• _SOURCE EXTRACT_
====

To people in Ramona, the post office is a meeting place, a spiritual epicenter and the last big business in town, city clerk Jessica Gilbert said.

“It’s the only business in town,” post office patron Warren Fike said Tuesday. “We’d hate to lose it.”

The U.S. Postal Service recently released lists of post offices that could be closed for budgetary reasons, a discontinuance survey. Post offices in Burdick, Durham, Cassoday, Cedar Point, Elmdale, Potwin, Lehigh, Florence, and Lost Springs joined Ramona among area post offices that could close.

Gilbert said losing the post office would have a dramatic effect on the local economy and inconvenience residents. If the post office in Lost Springs would close, Lincolnville would be the closest post office. Residents in Tampa, who use the Ramona post office as their unofficial office, may have to drive as far away as Hope.

“A post office in the country is so much more vital than a post office in the city,” Gilbert said. “You go to Salina and you have UPS and Fed Ex.”

Although Ramona would be hurt by the loss of viable business, Gilbert said an equally damaging loss would be losing postmaster Kathy Matkins who would have to find employment somewhere else.

“It causes a quake on so many levels,” Gilbert said.

Gilbert said Matkins routinely goes above and beyond her postal duties. She delivers on Saturdays and her husband delivers on treacherous roads in the snow.

To make sure the Ramona post office did not close because of neglect, Matkins has personally made repairs to the office.

Matkins has also been an important figure in Ramona. Since moving from Salina, Matkins has purchased property and has served on Ramona’s city council.

“She’s been a force for positive change,” Gilbert said.

With her mail carrier duties, Matkins is the pulse of the community. If a person is not answering their mail for several days, Matkins will call the person’s family or check on them, Gilbert said.

Matkins could not comment on the importance of the Ramona post office. She has been instructed to refer inquiries to a spokesman in Omaha.

====

• _EXTRACTED ENTRIES_
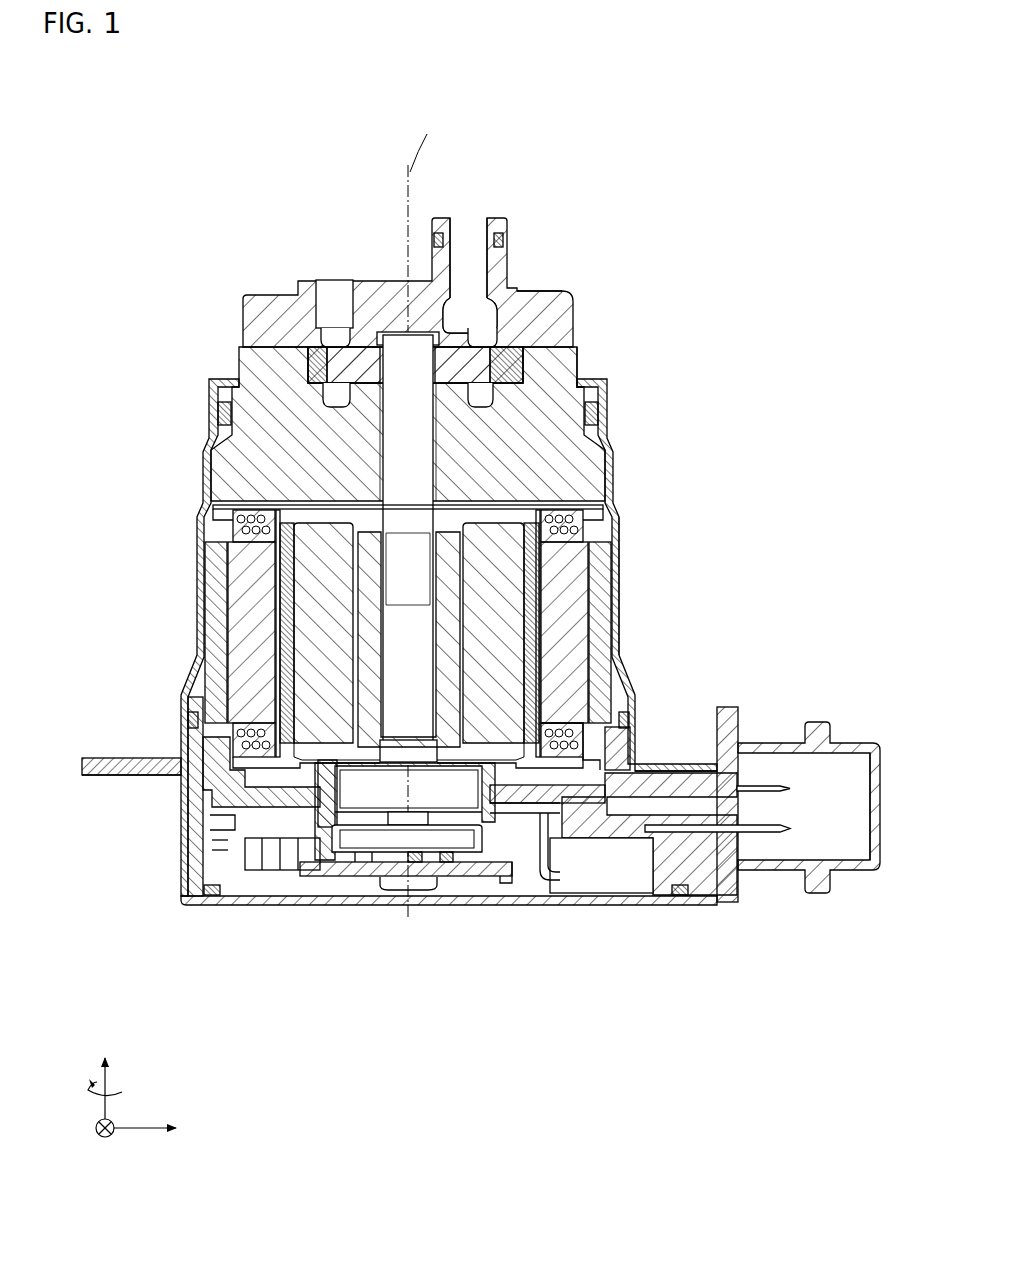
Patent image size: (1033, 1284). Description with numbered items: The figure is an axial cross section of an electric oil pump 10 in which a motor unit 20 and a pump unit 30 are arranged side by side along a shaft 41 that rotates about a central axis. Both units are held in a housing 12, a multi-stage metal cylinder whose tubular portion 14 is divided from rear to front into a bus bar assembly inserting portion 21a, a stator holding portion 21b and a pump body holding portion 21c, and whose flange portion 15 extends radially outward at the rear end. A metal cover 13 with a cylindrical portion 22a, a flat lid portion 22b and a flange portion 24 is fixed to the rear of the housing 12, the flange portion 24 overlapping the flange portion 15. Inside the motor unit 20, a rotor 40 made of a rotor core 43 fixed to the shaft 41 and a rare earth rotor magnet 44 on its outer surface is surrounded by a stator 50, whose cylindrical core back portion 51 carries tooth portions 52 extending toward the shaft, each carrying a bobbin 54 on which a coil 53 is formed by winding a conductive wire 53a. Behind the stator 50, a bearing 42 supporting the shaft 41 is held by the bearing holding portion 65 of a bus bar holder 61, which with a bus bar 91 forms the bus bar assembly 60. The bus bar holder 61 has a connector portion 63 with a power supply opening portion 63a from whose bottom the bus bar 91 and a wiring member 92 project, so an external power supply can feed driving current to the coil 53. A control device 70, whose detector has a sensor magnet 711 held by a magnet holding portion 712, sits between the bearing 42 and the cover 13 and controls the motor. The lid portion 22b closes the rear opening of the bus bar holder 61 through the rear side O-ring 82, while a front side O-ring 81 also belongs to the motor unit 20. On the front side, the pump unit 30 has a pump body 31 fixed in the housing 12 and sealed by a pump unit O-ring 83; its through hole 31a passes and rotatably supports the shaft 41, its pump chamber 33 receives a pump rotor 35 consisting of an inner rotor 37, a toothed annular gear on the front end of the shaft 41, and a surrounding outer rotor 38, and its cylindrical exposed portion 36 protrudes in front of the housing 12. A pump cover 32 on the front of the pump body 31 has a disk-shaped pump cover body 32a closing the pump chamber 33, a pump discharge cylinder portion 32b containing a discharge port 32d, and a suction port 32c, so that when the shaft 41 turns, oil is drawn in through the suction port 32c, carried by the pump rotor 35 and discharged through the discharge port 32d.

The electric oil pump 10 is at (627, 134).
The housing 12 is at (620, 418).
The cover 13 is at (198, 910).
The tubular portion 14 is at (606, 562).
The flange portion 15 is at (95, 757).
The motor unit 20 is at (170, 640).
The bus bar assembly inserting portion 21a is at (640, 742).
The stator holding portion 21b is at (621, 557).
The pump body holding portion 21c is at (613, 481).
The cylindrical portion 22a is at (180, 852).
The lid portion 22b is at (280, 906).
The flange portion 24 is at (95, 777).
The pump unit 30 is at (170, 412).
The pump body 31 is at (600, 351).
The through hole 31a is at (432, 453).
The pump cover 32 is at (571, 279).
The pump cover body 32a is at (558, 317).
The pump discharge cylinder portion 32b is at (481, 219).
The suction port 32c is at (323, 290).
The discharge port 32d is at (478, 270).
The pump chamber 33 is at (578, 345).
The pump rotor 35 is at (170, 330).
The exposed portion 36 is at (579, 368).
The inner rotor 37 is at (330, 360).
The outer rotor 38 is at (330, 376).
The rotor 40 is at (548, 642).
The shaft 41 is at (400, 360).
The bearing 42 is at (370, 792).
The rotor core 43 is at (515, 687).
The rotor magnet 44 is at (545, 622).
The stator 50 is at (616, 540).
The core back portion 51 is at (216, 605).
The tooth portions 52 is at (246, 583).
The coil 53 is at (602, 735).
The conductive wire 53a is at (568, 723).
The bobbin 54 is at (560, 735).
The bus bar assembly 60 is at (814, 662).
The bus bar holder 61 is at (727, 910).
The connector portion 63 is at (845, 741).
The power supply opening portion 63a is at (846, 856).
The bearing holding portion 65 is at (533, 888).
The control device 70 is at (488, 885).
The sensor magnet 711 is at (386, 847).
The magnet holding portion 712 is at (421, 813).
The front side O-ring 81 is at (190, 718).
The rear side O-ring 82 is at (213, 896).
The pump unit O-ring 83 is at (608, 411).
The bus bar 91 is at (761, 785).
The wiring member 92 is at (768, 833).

====

• _GIVEN REQUEST 1_
Can you write out, word for word, the part of the Ramona post office article starting with "Gilbert said Matkins" and going on through "in the snow."?
• _GIVEN REQUEST 2_
How might the Ramona post office article go on? Write the next part of it, picking up after its final sentence.

• _EXERCISE OUTPUT 1_
Gilbert said Matkins routinely goes above and beyond her postal duties. She delivers on Saturdays and her husband delivers on treacherous roads in the snow.

• _EXERCISE OUTPUT 2_
“None of us really knows anything,” Matkins said of the situation. “It’s a survey.”

In Lost Springs, the possibility of the post office closing is equally bleak. The office and Al’s Café are next to each other on Berry Street are the only businesses in town.

Surrounding the bright white post office and café are dilapidated store fronts, merely a memory of when the town was booming with oil money.

Samson Morrison, Bill Redner, and Bryan Swenney were working on the fiber home project for Tri-County communications in Lost Springs Tuesday. While they live in Council Grove, they have recently used the post offices in Lost Springs and Burdick.

“It’s open during the hours where we are,” Morrison said.

However, the three cable workers are originally from larger towns — Morrison from Phoenix, and Redner and Swenney from Minneapolis, Minn.

They have been getting used to the differences of a small town like Lost Springs.

“When somebody says a gas station has a really good sandwich, you know it’s a small place,” Morrison said.

Ultimately, they understand why some post offices may close.

“I do realize they’ve got to cut the budget somewhere,” Redner said. “The post office didn’t save this town.”

Gilbert said everyone is facing tough decisions with the economic stress on Marion County and the entire U.S.

“We all need to deal with tough stuff,” Gilberts said.

“All I can do is be so grateful that you’re here,” Gilbert told Matkins.